WRITTEN TASK
Track down every line below that holds "North" and copy it.

WORKING DATA
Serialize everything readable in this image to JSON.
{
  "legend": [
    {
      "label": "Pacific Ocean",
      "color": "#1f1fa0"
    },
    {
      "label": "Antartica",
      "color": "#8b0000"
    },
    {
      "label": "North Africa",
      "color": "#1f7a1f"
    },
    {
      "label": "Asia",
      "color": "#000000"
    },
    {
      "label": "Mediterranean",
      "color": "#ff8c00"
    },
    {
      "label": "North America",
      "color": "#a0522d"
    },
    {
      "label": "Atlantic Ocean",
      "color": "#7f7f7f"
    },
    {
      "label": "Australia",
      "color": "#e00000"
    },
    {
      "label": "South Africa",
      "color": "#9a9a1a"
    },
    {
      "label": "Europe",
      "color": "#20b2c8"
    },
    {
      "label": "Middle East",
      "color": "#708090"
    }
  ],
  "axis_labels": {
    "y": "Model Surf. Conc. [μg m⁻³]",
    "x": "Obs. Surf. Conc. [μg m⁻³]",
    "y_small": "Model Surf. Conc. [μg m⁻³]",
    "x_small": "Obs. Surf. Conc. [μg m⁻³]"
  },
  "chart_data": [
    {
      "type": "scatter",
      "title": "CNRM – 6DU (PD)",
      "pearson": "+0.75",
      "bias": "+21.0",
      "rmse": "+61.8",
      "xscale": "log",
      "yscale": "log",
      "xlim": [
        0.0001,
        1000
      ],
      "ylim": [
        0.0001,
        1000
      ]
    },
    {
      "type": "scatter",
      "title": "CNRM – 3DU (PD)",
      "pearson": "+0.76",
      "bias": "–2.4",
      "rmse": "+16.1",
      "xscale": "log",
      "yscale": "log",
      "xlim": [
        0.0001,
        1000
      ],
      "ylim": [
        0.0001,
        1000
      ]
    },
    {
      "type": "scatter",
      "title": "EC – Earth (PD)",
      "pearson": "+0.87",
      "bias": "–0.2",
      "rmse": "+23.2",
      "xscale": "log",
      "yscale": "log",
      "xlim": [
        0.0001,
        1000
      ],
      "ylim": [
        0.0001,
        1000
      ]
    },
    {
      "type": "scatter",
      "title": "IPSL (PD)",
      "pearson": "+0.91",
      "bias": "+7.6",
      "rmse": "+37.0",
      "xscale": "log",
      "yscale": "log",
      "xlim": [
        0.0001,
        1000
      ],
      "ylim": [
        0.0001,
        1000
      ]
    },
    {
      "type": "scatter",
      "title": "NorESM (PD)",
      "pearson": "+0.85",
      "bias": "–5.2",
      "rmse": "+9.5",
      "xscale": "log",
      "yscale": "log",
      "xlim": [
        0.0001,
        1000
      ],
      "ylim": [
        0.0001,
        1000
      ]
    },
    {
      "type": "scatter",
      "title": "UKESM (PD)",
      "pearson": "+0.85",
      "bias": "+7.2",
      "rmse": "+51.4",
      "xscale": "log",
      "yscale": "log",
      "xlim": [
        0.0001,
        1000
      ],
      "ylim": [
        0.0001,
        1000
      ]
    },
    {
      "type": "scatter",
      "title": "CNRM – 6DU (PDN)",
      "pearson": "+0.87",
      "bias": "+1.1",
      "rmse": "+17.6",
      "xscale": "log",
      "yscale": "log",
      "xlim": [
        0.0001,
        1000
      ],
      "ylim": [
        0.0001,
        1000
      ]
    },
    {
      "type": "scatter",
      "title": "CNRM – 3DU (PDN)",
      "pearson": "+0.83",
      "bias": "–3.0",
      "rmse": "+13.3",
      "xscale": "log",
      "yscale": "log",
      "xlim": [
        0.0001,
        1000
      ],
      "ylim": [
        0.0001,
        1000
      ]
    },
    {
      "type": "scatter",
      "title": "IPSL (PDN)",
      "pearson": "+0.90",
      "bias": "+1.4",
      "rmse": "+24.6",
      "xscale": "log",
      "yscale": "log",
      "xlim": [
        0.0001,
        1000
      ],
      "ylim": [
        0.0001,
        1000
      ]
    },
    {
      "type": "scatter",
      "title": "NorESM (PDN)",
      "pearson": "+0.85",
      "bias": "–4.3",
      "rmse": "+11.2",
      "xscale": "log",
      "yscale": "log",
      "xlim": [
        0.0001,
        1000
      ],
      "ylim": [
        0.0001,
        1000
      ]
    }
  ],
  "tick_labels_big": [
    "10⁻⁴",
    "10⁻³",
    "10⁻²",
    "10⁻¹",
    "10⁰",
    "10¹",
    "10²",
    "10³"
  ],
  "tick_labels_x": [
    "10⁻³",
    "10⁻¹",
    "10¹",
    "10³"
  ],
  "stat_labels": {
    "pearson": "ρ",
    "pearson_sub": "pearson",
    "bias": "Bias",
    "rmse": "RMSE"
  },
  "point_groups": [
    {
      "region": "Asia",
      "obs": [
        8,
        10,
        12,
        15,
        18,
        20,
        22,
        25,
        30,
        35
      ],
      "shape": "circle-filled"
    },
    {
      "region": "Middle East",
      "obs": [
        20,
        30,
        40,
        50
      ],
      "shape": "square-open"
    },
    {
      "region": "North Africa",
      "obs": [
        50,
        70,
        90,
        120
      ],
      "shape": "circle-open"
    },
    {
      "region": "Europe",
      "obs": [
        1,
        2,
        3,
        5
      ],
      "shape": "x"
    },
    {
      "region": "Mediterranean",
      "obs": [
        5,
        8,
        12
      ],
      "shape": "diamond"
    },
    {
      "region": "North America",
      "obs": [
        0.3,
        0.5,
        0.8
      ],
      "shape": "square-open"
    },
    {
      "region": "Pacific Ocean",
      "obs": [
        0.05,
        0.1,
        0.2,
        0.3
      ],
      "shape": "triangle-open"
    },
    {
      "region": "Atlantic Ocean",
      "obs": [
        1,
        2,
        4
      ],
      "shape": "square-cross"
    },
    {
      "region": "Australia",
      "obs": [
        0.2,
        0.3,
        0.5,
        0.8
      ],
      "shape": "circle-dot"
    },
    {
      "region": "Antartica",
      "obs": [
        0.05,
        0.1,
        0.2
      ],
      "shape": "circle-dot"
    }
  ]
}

ANSWER TO THIS EXERCISE
      "label": "North Africa",
      "label": "North America",
      "region": "North Africa",
      "region": "North America",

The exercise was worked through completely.